* [PROBLEM]: Hunt for the word "研究人员在冰冷昏暗的电镜室" across the entries below, copying each line that holds it.
————————
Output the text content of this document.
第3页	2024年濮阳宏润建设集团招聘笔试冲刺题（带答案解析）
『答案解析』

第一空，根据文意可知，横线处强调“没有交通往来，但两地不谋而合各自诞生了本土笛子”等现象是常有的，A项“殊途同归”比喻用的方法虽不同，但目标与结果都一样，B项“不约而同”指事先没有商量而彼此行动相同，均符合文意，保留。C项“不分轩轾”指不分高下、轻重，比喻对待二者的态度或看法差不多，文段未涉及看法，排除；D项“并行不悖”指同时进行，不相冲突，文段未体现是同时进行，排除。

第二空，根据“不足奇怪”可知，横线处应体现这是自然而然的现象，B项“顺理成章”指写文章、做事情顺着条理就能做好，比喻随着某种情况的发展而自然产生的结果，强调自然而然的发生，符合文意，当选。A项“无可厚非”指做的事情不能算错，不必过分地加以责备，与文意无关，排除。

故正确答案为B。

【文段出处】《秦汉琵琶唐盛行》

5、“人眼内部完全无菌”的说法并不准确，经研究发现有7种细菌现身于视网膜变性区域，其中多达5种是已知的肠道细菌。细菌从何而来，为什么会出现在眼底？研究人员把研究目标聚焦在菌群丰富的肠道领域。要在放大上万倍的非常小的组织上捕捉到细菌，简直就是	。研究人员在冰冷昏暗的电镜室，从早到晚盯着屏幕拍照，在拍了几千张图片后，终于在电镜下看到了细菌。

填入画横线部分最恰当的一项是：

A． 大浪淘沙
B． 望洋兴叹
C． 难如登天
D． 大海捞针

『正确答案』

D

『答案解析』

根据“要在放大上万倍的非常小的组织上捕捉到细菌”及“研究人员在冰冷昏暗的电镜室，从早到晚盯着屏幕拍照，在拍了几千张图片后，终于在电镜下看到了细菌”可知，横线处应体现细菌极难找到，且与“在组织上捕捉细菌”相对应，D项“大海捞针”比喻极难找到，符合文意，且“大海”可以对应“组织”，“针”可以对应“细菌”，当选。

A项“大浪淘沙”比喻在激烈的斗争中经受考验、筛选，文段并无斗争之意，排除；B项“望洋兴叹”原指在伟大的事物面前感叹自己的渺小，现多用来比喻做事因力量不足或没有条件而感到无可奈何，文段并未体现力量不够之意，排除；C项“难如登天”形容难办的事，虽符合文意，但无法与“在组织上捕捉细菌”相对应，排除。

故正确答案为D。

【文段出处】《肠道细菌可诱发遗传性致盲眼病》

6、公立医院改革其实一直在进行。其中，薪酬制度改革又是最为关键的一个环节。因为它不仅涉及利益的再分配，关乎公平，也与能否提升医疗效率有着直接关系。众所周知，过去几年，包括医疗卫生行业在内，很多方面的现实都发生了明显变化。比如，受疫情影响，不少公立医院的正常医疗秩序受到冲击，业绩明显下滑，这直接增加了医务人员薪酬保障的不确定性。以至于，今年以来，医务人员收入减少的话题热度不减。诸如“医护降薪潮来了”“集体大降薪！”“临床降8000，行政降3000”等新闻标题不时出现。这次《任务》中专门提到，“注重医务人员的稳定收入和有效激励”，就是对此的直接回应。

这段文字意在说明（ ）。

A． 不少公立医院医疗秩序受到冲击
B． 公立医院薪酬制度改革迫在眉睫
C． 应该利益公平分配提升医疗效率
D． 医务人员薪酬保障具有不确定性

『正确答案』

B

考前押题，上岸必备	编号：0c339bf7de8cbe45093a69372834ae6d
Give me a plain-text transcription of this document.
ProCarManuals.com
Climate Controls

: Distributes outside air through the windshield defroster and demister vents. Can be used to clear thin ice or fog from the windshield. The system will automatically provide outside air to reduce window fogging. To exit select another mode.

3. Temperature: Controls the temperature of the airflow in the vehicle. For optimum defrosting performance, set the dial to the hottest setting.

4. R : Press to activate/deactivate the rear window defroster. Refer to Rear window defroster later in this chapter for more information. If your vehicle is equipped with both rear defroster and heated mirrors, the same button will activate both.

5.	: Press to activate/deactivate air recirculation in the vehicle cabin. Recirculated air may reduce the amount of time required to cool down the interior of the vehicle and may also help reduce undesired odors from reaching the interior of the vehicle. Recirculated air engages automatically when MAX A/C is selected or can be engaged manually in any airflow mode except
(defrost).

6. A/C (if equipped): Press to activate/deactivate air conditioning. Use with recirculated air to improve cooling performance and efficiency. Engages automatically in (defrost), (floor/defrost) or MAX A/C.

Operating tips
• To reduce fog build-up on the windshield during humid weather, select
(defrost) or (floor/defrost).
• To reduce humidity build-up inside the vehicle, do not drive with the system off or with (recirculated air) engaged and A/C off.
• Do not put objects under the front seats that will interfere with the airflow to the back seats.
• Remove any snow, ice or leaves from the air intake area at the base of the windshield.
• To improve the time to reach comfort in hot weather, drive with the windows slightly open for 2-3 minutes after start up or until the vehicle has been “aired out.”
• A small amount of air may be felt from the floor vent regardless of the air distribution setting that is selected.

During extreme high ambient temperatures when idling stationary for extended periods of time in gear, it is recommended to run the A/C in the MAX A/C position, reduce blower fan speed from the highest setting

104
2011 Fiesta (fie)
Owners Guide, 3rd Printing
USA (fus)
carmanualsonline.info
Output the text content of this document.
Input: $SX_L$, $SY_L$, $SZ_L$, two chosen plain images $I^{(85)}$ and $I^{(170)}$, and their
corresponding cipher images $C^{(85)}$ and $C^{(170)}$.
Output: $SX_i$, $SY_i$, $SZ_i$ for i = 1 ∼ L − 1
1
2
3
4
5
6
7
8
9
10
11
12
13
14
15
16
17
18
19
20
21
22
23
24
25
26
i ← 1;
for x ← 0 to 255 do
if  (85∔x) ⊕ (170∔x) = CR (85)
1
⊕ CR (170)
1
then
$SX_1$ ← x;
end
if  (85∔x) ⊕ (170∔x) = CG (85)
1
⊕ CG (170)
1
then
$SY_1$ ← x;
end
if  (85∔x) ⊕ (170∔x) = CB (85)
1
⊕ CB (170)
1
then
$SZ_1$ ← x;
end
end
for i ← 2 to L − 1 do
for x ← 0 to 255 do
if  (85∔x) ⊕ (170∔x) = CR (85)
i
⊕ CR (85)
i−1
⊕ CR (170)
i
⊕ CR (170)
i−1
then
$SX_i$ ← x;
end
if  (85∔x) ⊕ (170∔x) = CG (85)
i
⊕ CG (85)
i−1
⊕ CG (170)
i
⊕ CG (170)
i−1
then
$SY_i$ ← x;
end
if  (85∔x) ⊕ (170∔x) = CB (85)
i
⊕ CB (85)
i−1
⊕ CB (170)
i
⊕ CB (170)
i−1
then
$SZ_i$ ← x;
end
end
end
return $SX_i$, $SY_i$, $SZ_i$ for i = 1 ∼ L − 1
————————
* [SOLUTION TO THIS PROBLEM]:
5、“人眼内部完全无菌”的说法并不准确，经研究发现有7种细菌现身于视网膜变性区域，其中多达5种是已知的肠道细菌。细菌从何而来，为什么会出现在眼底？研究人员把研究目标聚焦在菌群丰富的肠道领域。要在放大上万倍的非常小的组织上捕捉到细菌，简直就是	。研究人员在冰冷昏暗的电镜室，从早到晚盯着屏幕拍照，在拍了几千张图片后，终于在电镜下看到了细菌。
根据“要在放大上万倍的非常小的组织上捕捉到细菌”及“研究人员在冰冷昏暗的电镜室，从早到晚盯着屏幕拍照，在拍了几千张图片后，终于在电镜下看到了细菌”可知，横线处应体现细菌极难找到，且与“在组织上捕捉细菌”相对应，D项“大海捞针”比喻极难找到，符合文意，且“大海”可以对应“组织”，“针”可以对应“细菌”，当选。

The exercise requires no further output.